* Start SOURCE EXCERPT *

That is a problem which is likely to arise if there is a breach of the so-called undertakings. It may be possible to bring them in under the existing Order by adding a new schedule, but that would be undesirable, because it would be retrospective in itself. Perhaps the Minister could indicate to us what action the Government propose if there is a breach of these undertakings? With regard to breaches, can he indicate to us what the penalties involved are, because presumably there are penalties under the Order for a breach. It may arise in the parent Act, the Monopolies and Mergers Act. If there are penalties, it seems unfair that those who are merely committed by an undertaking are clearly not involved in any penalty at all.

On a point of clarification, what would be the position if petrol companies proposed, in any agreements that they made with their retail outlets, that although a particular solus tie should only run for five years, nevertheless there should be written into such an agreement an undertaking by the retailer to renew for successive periods of five years? Is this a way in which it is possible under the Order for the limitation to be dodged?

We should like reassurance that, if this Order were a Public Bill, it would not be a hybrid. It is probably not a hybrid under Section 3 of the Monopolies and Mergers Act, 1965, but if by any chance it were, it would be liable to delay in the House of Lords, and that would alter the date on which it would become operative.

I turn now to a a rather wider topic, on which the Minister himself commented in some detail. It is dealt with in Part V, page 5, under the heading Limitation on supply through new Company stations. As the right hon. Gentleman suggested, the original Monopolies Commission Report suggested 10 million gallons as the limiting figure at which the 15 per cent. rule should bite. That limitation has been raised by this Order to 50 million gallons. But the total supply of petrol through retail outlets in 1964 was, according to the Monopolies Commission Report, in excess of 2,600 million gallons per annum. The limit in the Order of 50 million gallons represents about 2 per cent. of the present sale of petrol through retail outlets. It seems a little hard on the innovators seeking to break in, possibly introducing an element of competition, and, perhaps, in that way bringing down the price to the consumer, that his limit should be such a small fraction of the total sales.

* End SOURCE EXCERPT *

◆ **EXERCISE A**: In the petrol debate excerpt, what limiting figure did the original Monopolies Commission Report suggest for the 15 per cent rule?
The records that come next have no connection to the petrol debate.

* Start MATERIAL TO PROCESS *

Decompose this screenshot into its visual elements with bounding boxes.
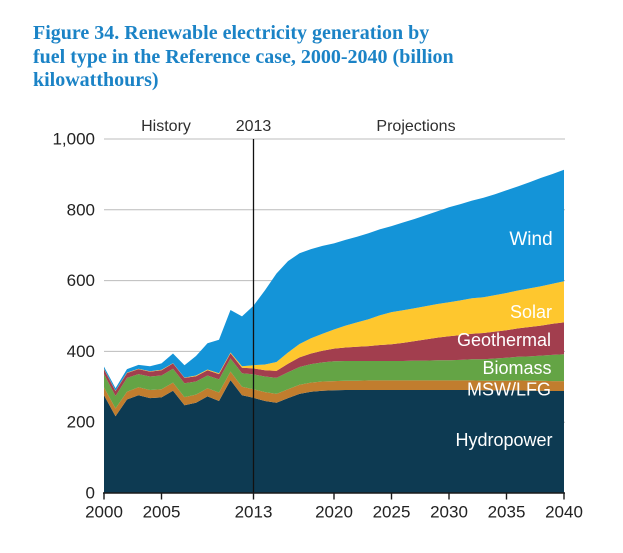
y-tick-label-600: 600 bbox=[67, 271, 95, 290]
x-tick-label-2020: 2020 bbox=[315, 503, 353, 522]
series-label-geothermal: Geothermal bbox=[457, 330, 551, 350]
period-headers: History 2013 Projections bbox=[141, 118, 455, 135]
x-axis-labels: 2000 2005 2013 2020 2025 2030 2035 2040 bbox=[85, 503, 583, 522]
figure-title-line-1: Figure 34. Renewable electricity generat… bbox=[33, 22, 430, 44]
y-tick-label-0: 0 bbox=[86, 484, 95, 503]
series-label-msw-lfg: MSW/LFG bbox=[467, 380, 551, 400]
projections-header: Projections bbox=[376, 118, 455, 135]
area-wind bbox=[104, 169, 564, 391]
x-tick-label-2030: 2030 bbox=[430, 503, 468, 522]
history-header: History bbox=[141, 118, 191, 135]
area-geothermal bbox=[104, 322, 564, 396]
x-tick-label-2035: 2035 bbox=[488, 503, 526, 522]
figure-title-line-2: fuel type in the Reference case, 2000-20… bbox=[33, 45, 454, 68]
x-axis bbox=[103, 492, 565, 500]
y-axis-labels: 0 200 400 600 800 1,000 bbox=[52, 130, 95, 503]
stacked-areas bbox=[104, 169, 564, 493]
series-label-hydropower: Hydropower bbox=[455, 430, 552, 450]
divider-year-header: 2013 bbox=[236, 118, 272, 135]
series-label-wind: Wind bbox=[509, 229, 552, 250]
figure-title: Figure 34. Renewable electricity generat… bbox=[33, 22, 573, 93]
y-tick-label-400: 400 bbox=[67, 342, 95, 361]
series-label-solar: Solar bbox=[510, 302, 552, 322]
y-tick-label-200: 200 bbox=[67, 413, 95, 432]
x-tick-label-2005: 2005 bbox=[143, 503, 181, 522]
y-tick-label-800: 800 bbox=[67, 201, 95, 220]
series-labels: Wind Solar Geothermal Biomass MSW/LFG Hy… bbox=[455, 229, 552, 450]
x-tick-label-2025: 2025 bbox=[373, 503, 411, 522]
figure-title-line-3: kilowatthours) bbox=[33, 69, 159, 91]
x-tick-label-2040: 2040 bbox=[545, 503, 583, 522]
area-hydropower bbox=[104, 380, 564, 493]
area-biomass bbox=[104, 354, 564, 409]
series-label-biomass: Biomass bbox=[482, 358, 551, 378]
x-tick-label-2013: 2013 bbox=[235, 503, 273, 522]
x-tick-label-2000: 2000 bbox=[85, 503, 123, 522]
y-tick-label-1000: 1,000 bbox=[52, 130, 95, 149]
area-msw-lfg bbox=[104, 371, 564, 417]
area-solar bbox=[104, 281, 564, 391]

* End MATERIAL TO PROCESS *

◆ **EXERCISE B**: From the records, return the lines unchanged, beginning at the line that contains "y-tick-label-600: 600 bbox=[67, 271, 95, 290]" and stopping after the line that contains "period-headers: History 2013".

◆ **FULL OUTPUT A**: 10 million gallons.

◆ **FULL OUTPUT B**:
y-tick-label-600: 600 bbox=[67, 271, 95, 290]
x-tick-label-2020: 2020 bbox=[315, 503, 353, 522]
series-label-geothermal: Geothermal bbox=[457, 330, 551, 350]
period-headers: History 2013 Projections bbox=[141, 118, 455, 135]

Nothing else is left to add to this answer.